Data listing
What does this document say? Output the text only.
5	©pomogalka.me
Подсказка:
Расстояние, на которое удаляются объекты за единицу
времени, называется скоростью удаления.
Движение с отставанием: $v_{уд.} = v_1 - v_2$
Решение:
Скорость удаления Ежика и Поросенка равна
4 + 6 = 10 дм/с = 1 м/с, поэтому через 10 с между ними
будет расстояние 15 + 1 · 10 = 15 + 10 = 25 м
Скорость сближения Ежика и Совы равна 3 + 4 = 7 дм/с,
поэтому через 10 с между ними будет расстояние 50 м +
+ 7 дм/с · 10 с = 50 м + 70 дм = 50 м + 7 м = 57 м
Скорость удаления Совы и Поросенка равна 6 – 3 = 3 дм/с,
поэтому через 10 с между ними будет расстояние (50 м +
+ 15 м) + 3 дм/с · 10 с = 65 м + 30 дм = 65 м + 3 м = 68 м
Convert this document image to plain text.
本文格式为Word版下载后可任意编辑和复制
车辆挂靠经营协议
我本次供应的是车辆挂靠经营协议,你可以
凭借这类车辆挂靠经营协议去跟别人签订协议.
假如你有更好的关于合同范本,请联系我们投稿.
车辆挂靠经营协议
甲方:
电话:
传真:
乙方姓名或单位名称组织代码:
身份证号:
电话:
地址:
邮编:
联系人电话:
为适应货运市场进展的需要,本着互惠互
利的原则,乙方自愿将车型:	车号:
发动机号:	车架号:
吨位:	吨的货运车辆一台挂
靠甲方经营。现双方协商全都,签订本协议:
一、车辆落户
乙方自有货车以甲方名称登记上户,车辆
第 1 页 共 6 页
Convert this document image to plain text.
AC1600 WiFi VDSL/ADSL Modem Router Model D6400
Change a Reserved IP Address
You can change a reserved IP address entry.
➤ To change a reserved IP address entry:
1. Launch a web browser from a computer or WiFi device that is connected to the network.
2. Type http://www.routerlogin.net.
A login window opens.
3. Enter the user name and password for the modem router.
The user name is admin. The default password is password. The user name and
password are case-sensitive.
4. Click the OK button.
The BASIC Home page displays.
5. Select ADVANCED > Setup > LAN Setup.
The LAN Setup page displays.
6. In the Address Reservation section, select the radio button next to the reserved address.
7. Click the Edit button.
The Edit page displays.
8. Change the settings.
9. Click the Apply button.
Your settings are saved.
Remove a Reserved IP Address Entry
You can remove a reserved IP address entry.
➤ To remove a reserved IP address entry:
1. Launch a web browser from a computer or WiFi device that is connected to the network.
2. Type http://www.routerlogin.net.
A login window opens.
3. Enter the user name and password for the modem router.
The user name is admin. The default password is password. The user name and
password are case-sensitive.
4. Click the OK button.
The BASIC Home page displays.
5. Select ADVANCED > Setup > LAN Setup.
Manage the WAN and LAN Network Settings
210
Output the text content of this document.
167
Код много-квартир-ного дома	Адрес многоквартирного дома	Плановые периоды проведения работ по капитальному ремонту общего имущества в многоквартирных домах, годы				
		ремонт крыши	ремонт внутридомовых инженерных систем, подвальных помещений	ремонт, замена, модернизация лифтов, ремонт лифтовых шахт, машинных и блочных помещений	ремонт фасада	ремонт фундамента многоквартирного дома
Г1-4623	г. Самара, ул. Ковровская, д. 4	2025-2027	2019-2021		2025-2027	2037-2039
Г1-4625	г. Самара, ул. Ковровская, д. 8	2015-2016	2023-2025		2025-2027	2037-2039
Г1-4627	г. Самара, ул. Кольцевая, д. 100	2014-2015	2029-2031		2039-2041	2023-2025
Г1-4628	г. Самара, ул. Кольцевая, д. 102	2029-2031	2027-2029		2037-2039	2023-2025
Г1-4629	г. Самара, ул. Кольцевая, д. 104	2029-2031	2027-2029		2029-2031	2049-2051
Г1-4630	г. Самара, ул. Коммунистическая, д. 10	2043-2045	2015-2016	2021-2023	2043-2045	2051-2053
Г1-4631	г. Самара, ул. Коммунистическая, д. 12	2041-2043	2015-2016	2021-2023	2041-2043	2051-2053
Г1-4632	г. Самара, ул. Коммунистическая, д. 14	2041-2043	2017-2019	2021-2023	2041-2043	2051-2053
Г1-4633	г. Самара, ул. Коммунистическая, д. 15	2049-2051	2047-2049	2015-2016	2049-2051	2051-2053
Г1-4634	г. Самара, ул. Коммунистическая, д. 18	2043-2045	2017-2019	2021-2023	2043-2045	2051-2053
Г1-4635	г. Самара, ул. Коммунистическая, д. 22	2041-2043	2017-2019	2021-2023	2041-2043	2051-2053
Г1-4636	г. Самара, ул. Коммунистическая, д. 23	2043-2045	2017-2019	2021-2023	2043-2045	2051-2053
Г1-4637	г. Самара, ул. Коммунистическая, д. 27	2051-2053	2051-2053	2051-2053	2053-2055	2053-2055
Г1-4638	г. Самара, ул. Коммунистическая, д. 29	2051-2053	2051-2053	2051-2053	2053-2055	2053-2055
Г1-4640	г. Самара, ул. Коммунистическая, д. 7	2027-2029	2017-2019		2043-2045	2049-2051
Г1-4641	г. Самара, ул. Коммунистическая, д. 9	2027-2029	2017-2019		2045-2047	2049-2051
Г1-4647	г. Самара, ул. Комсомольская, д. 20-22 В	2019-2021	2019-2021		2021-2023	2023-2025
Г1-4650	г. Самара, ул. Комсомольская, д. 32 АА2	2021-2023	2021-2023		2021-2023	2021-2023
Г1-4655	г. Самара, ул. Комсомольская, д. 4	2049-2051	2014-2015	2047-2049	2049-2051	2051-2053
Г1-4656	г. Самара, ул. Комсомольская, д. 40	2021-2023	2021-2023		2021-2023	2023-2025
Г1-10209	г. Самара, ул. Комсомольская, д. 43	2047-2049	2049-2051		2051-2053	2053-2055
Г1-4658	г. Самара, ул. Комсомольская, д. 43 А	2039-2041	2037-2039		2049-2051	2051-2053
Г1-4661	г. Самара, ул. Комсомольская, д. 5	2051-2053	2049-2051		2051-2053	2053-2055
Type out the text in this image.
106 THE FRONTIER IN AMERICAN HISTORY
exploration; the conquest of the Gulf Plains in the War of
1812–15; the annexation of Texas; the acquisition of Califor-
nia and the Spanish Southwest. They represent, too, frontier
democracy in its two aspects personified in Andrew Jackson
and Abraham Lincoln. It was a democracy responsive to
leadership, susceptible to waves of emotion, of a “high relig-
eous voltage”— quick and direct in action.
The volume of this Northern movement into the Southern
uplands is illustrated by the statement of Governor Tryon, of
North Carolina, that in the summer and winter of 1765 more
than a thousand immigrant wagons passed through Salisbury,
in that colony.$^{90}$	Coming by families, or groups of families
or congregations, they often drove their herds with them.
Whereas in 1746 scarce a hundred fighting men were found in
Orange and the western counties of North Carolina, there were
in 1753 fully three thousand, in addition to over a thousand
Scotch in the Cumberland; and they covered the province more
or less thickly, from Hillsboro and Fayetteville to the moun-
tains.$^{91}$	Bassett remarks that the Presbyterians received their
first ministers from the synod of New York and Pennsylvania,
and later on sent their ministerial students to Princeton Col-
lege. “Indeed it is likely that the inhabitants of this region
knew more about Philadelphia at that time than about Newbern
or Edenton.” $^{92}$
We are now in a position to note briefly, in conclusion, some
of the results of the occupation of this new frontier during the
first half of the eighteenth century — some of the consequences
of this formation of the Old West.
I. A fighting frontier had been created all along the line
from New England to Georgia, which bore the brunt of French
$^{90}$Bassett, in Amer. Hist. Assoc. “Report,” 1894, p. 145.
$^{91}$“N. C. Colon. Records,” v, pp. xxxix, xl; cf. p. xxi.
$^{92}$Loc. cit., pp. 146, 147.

• [The task]
Reproduce the data in full, exactly as presented.

• [Correct answer]
What does this document say? Output the text only.
5	©pomogalka.me
Подсказка:
Расстояние, на которое удаляются объекты за единицу
времени, называется скоростью удаления.
Движение с отставанием: $v_{уд.} = v_1 - v_2$
Решение:
Скорость удаления Ежика и Поросенка равна
4 + 6 = 10 дм/с = 1 м/с, поэтому через 10 с между ними
будет расстояние 15 + 1 · 10 = 15 + 10 = 25 м
Скорость сближения Ежика и Совы равна 3 + 4 = 7 дм/с,
поэтому через 10 с между ними будет расстояние 50 м +
+ 7 дм/с · 10 с = 50 м + 70 дм = 50 м + 7 м = 57 м
Скорость удаления Совы и Поросенка равна 6 – 3 = 3 дм/с,
поэтому через 10 с между ними будет расстояние (50 м +
+ 15 м) + 3 дм/с · 10 с = 65 м + 30 дм = 65 м + 3 м = 68 м
Convert this document image to plain text.
本文格式为Word版下载后可任意编辑和复制
车辆挂靠经营协议
我本次供应的是车辆挂靠经营协议,你可以
凭借这类车辆挂靠经营协议去跟别人签订协议.
假如你有更好的关于合同范本,请联系我们投稿.
车辆挂靠经营协议
甲方:
电话:
传真:
乙方姓名或单位名称组织代码:
身份证号:
电话:
地址:
邮编:
联系人电话:
为适应货运市场进展的需要,本着互惠互
利的原则,乙方自愿将车型:	车号:
发动机号:	车架号:
吨位:	吨的货运车辆一台挂
靠甲方经营。现双方协商全都,签订本协议:
一、车辆落户
乙方自有货车以甲方名称登记上户,车辆
第 1 页 共 6 页
Convert this document image to plain text.
AC1600 WiFi VDSL/ADSL Modem Router Model D6400
Change a Reserved IP Address
You can change a reserved IP address entry.
➤ To change a reserved IP address entry:
1. Launch a web browser from a computer or WiFi device that is connected to the network.
2. Type http://www.routerlogin.net.
A login window opens.
3. Enter the user name and password for the modem router.
The user name is admin. The default password is password. The user name and
password are case-sensitive.
4. Click the OK button.
The BASIC Home page displays.
5. Select ADVANCED > Setup > LAN Setup.
The LAN Setup page displays.
6. In the Address Reservation section, select the radio button next to the reserved address.
7. Click the Edit button.
The Edit page displays.
8. Change the settings.
9. Click the Apply button.
Your settings are saved.
Remove a Reserved IP Address Entry
You can remove a reserved IP address entry.
➤ To remove a reserved IP address entry:
1. Launch a web browser from a computer or WiFi device that is connected to the network.
2. Type http://www.routerlogin.net.
A login window opens.
3. Enter the user name and password for the modem router.
The user name is admin. The default password is password. The user name and
password are case-sensitive.
4. Click the OK button.
The BASIC Home page displays.
5. Select ADVANCED > Setup > LAN Setup.
Manage the WAN and LAN Network Settings
210
Output the text content of this document.
167
Код много-квартир-ного дома	Адрес многоквартирного дома	Плановые периоды проведения работ по капитальному ремонту общего имущества в многоквартирных домах, годы				
		ремонт крыши	ремонт внутридомовых инженерных систем, подвальных помещений	ремонт, замена, модернизация лифтов, ремонт лифтовых шахт, машинных и блочных помещений	ремонт фасада	ремонт фундамента многоквартирного дома
Г1-4623	г. Самара, ул. Ковровская, д. 4	2025-2027	2019-2021		2025-2027	2037-2039
Г1-4625	г. Самара, ул. Ковровская, д. 8	2015-2016	2023-2025		2025-2027	2037-2039
Г1-4627	г. Самара, ул. Кольцевая, д. 100	2014-2015	2029-2031		2039-2041	2023-2025
Г1-4628	г. Самара, ул. Кольцевая, д. 102	2029-2031	2027-2029		2037-2039	2023-2025
Г1-4629	г. Самара, ул. Кольцевая, д. 104	2029-2031	2027-2029		2029-2031	2049-2051
Г1-4630	г. Самара, ул. Коммунистическая, д. 10	2043-2045	2015-2016	2021-2023	2043-2045	2051-2053
Г1-4631	г. Самара, ул. Коммунистическая, д. 12	2041-2043	2015-2016	2021-2023	2041-2043	2051-2053
Г1-4632	г. Самара, ул. Коммунистическая, д. 14	2041-2043	2017-2019	2021-2023	2041-2043	2051-2053
Г1-4633	г. Самара, ул. Коммунистическая, д. 15	2049-2051	2047-2049	2015-2016	2049-2051	2051-2053
Г1-4634	г. Самара, ул. Коммунистическая, д. 18	2043-2045	2017-2019	2021-2023	2043-2045	2051-2053
Г1-4635	г. Самара, ул. Коммунистическая, д. 22	2041-2043	2017-2019	2021-2023	2041-2043	2051-2053
Г1-4636	г. Самара, ул. Коммунистическая, д. 23	2043-2045	2017-2019	2021-2023	2043-2045	2051-2053
Г1-4637	г. Самара, ул. Коммунистическая, д. 27	2051-2053	2051-2053	2051-2053	2053-2055	2053-2055
Г1-4638	г. Самара, ул. Коммунистическая, д. 29	2051-2053	2051-2053	2051-2053	2053-2055	2053-2055
Г1-4640	г. Самара, ул. Коммунистическая, д. 7	2027-2029	2017-2019		2043-2045	2049-2051
Г1-4641	г. Самара, ул. Коммунистическая, д. 9	2027-2029	2017-2019		2045-2047	2049-2051
Г1-4647	г. Самара, ул. Комсомольская, д. 20-22 В	2019-2021	2019-2021		2021-2023	2023-2025
Г1-4650	г. Самара, ул. Комсомольская, д. 32 АА2	2021-2023	2021-2023		2021-2023	2021-2023
Г1-4655	г. Самара, ул. Комсомольская, д. 4	2049-2051	2014-2015	2047-2049	2049-2051	2051-2053
Г1-4656	г. Самара, ул. Комсомольская, д. 40	2021-2023	2021-2023		2021-2023	2023-2025
Г1-10209	г. Самара, ул. Комсомольская, д. 43	2047-2049	2049-2051		2051-2053	2053-2055
Г1-4658	г. Самара, ул. Комсомольская, д. 43 А	2039-2041	2037-2039		2049-2051	2051-2053
Г1-4661	г. Самара, ул. Комсомольская, д. 5	2051-2053	2049-2051		2051-2053	2053-2055
Type out the text in this image.
106 THE FRONTIER IN AMERICAN HISTORY
exploration; the conquest of the Gulf Plains in the War of
1812–15; the annexation of Texas; the acquisition of Califor-
nia and the Spanish Southwest. They represent, too, frontier
democracy in its two aspects personified in Andrew Jackson
and Abraham Lincoln. It was a democracy responsive to
leadership, susceptible to waves of emotion, of a “high relig-
eous voltage”— quick and direct in action.
The volume of this Northern movement into the Southern
uplands is illustrated by the statement of Governor Tryon, of
North Carolina, that in the summer and winter of 1765 more
than a thousand immigrant wagons passed through Salisbury,
in that colony.$^{90}$	Coming by families, or groups of families
or congregations, they often drove their herds with them.
Whereas in 1746 scarce a hundred fighting men were found in
Orange and the western counties of North Carolina, there were
in 1753 fully three thousand, in addition to over a thousand
Scotch in the Cumberland; and they covered the province more
or less thickly, from Hillsboro and Fayetteville to the moun-
tains.$^{91}$	Bassett remarks that the Presbyterians received their
first ministers from the synod of New York and Pennsylvania,
and later on sent their ministerial students to Princeton Col-
lege. “Indeed it is likely that the inhabitants of this region
knew more about Philadelphia at that time than about Newbern
or Edenton.” $^{92}$
We are now in a position to note briefly, in conclusion, some
of the results of the occupation of this new frontier during the
first half of the eighteenth century — some of the consequences
of this formation of the Old West.
I. A fighting frontier had been created all along the line
from New England to Georgia, which bore the brunt of French
$^{90}$Bassett, in Amer. Hist. Assoc. “Report,” 1894, p. 145.
$^{91}$“N. C. Colon. Records,” v, pp. xxxix, xl; cf. p. xxi.
$^{92}$Loc. cit., pp. 146, 147.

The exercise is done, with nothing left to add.